BEGIN TEXT EXCERPT

Form 8-K

 

 

UNITED STATES

SECURITIES AND EXCHANGE COMMISSION

Washington, D.C. 20549

 

 

FORM 8-K

 

 

CURRENT REPORT

Pursuant to Section 13 or 15(d)

of the Securities Exchange Act of 1934

Date of Report (Date of earliest event reported): April 29, 2015

 

 

ADDUS HOMECARE CORPORATION

(Exact name of registrant as specified in its charter)

 

 

 

Delaware   001-34504   20-5340172

(State or other jurisdiction

of incorporation)

 

(Commission

File Number)

 

(IRS Employer

Identification Number)

 

2300 Warrenville Rd.

Downers Grove, IL

  60515
(Address of principal executive offices)   (Zip Code)

630-296-3400

(Registrant’s telephone number, including area code)

N/A

(Former name or former address, if changed since last report)

 

 

Check the appropriate box below if the Form 8-K filing is intended to simultaneously satisfy the filing obligation of the registrant under any of the following provisions:

 

¨ Written communications pursuant to Rule 425 under the Securities Act (17 CFR 230.425)

 

¨ Soliciting material pursuant to Rule 14a-12 under the Exchange Act (17 CFR 240.14a-12)

 

¨ Pre-commencement communications pursuant to Rule 14d-2(b) under the Exchange Act (17 CFR 240.14d-2(b))

END TEXT EXCERPT
BEGIN DATA

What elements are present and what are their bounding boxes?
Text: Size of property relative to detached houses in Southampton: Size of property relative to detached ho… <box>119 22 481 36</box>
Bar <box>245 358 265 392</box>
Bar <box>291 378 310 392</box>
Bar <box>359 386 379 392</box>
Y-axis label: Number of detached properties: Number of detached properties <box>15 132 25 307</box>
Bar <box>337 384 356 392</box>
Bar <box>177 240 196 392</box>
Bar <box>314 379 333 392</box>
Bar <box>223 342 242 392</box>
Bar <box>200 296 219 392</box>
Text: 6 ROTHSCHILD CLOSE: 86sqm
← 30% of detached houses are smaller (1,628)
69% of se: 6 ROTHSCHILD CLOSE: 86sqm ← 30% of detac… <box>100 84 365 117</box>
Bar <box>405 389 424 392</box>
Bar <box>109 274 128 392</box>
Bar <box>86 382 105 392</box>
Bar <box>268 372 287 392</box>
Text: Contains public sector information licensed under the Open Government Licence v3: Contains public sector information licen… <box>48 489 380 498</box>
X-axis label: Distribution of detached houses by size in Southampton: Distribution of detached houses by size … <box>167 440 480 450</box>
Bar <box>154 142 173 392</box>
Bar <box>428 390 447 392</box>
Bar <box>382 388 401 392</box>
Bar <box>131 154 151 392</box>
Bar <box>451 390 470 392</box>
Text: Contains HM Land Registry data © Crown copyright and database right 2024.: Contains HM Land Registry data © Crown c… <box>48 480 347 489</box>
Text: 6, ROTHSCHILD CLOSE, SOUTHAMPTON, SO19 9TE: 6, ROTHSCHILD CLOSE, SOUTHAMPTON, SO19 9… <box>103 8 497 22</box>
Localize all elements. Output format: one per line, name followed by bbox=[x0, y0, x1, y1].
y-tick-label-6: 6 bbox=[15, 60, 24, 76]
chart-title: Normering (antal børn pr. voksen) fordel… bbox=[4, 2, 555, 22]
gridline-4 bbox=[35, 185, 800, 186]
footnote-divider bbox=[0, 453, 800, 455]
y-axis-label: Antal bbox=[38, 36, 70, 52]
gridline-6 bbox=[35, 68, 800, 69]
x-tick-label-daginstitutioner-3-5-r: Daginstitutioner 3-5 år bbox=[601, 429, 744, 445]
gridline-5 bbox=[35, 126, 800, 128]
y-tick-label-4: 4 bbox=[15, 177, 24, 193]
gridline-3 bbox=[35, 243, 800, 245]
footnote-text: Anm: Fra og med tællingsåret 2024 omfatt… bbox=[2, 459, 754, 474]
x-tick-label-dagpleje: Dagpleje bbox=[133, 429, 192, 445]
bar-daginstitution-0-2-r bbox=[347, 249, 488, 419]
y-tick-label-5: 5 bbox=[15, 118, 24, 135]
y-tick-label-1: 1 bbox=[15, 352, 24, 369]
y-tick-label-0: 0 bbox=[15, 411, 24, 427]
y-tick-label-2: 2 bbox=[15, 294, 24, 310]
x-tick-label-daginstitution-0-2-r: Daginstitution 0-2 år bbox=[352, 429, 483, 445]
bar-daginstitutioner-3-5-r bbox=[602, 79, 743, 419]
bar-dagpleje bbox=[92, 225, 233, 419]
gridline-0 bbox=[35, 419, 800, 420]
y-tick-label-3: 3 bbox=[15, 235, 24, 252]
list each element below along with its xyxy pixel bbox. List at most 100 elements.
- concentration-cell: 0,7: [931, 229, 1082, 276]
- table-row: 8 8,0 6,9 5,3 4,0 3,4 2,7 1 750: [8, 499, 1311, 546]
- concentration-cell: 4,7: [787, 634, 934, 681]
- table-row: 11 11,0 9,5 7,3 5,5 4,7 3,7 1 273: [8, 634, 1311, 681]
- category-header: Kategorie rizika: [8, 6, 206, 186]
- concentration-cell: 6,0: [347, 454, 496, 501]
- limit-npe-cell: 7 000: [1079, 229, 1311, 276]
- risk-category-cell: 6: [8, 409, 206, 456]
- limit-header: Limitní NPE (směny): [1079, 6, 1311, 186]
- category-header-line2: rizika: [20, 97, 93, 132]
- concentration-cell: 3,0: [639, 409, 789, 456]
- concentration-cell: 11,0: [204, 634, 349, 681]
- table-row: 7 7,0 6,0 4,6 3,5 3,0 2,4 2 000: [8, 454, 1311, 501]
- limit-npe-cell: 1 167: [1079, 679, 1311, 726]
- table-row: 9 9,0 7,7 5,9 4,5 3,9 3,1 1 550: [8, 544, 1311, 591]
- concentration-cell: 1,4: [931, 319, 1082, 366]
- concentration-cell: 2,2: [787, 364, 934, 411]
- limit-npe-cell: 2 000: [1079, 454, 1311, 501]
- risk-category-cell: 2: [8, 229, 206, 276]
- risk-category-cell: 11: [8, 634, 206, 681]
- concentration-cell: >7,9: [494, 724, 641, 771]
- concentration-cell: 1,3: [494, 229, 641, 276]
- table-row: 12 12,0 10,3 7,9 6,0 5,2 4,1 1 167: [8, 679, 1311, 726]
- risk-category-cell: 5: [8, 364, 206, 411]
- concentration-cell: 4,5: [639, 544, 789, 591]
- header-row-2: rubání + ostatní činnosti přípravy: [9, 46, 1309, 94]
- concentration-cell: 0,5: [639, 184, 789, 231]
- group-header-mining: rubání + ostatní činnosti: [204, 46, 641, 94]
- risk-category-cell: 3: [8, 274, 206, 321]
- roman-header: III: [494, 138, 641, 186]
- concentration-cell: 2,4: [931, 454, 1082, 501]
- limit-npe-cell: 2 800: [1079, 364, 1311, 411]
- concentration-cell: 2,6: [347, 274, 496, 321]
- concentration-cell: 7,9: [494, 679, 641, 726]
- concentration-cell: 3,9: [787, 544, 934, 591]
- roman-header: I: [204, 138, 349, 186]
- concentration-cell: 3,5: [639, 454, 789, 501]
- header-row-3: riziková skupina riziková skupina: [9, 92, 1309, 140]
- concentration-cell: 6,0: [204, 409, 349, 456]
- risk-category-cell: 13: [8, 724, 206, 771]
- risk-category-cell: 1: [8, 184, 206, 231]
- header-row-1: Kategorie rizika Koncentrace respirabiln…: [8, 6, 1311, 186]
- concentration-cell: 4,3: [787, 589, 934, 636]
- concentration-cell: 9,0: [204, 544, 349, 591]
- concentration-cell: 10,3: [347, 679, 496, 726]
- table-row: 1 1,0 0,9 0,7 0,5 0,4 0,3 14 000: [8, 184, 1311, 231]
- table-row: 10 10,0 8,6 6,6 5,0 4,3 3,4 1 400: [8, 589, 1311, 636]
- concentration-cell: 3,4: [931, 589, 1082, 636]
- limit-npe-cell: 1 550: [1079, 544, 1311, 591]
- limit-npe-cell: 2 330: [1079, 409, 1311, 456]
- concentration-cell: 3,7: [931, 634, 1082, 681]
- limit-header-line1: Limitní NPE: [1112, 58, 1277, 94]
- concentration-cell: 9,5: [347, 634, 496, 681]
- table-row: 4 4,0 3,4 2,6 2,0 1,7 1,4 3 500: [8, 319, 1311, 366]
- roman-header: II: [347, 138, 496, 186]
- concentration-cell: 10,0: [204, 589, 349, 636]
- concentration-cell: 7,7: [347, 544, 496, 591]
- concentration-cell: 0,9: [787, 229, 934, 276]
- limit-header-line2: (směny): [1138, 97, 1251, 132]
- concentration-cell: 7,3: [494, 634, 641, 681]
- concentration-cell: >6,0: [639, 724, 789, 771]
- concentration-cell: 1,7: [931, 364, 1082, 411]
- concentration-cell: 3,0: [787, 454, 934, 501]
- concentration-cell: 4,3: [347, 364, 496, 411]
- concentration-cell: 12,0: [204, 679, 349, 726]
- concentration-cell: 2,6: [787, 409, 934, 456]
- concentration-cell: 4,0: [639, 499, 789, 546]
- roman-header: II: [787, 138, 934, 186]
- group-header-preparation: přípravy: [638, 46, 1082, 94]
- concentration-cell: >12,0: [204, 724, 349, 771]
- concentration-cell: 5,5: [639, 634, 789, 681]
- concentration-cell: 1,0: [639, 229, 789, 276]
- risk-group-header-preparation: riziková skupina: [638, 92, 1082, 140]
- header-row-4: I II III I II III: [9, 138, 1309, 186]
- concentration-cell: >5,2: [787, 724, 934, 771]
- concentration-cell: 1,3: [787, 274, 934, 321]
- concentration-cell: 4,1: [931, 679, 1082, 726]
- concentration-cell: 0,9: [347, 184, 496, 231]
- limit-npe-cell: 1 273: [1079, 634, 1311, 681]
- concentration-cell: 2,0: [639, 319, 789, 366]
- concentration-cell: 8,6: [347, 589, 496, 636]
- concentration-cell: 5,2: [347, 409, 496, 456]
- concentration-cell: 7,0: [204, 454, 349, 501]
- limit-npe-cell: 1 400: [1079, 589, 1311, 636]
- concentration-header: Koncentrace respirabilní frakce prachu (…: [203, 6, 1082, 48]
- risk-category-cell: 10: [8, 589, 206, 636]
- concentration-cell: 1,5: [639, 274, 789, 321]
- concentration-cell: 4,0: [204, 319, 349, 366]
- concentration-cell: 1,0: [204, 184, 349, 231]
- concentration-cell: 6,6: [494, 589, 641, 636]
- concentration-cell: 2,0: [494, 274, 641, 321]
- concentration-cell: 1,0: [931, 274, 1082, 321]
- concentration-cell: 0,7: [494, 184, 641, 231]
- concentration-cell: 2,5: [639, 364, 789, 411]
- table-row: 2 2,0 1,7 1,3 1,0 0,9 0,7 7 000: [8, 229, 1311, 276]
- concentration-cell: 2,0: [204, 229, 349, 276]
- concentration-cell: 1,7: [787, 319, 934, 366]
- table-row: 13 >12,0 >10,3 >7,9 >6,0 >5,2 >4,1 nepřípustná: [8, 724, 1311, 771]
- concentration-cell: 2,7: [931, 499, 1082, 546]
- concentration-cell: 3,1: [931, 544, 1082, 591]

END DATA

**PROMPT A**. How would you put this sentence from the Form 8-K into Spanish: "Check the appropriate box below if the Form 8-K filing is intended to simultaneously satisfy the filing obligation of the registrant under any of the following provisions:"
**PROMPT B**. Can you carry on the Form 8-K from the point where it stops?
This data comes from a separate source, unrelated to the Form 8-K.

**TASK RESULT A**. Marque la casilla correspondiente a continuación si la presentación del Formulario 8-K tiene por objeto cumplir simultáneamente la obligación de presentación del registrante conforme a cualquiera de las siguientes disposiciones:

**TASK RESULT B**.
 

¨ Pre-commencement communications pursuant to Rule 13e-4(c) under the Exchange Act (17 CFR 240.13e-4(c))

 

 

 


Item 1.01. Entry into a Material Definitive Agreement

Donald Klink Employment Agreement 

On April 29, 2015, Addus HealthCare, Inc. (“Addus HealthCare”), a wholly-owned subsidiary of Addus HomeCare Corporation (the “Company”), entered into an Employment and Non-Competition Agreement with Donald Klink (the “Employment Agreement”), which will be effective May 11, 2015 (the “Effective Date”).

Pursuant to the Employment Agreement, Addus HealthCare will employ Mr. Klink as its Chief Financial Officer beginning on the Effective Date. The Employment Agreement has a term of four years commencing on the Effective Date (the “Initial Employment Term”). At the end of the Initial Employment Term, the Employment Agreement will renew for successive one year terms unless earlier terminated pursuant to the terms of the Employment Agreement.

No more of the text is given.